Print the following listing line for line, changing nothing.

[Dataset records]

## START

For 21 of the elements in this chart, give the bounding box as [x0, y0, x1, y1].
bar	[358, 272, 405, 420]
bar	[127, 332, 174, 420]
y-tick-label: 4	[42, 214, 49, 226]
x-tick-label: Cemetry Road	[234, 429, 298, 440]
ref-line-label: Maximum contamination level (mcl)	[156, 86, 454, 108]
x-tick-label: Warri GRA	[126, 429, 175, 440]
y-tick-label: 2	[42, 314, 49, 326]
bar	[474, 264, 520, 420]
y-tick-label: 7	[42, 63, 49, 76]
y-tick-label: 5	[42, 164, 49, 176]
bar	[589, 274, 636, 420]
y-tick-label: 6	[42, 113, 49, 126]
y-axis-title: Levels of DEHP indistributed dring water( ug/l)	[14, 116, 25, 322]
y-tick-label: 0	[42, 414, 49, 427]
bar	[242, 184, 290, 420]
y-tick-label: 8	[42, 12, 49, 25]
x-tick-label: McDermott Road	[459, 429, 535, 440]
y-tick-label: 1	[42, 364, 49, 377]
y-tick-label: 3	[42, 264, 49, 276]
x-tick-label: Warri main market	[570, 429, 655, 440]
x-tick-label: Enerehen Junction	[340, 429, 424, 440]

## END

Task response:
For 21 of the elements in this chart, give the bounding box as [x0, y0, x1, y1].
bar	[358, 272, 405, 420]
bar	[127, 332, 174, 420]
y-tick-label: 4	[42, 214, 49, 226]
x-tick-label: Cemetry Road	[234, 429, 298, 440]
ref-line-label: Maximum contamination level (mcl)	[156, 86, 454, 108]
x-tick-label: Warri GRA	[126, 429, 175, 440]
y-tick-label: 2	[42, 314, 49, 326]
bar	[474, 264, 520, 420]
y-tick-label: 7	[42, 63, 49, 76]
y-tick-label: 5	[42, 164, 49, 176]
bar	[589, 274, 636, 420]
y-tick-label: 6	[42, 113, 49, 126]
y-axis-title: Levels of DEHP indistributed dring water( ug/l)	[14, 116, 25, 322]
y-tick-label: 0	[42, 414, 49, 427]
bar	[242, 184, 290, 420]
y-tick-label: 8	[42, 12, 49, 25]
x-tick-label: McDermott Road	[459, 429, 535, 440]
y-tick-label: 1	[42, 364, 49, 377]
y-tick-label: 3	[42, 264, 49, 276]
x-tick-label: Warri main market	[570, 429, 655, 440]
x-tick-label: Enerehen Junction	[340, 429, 424, 440]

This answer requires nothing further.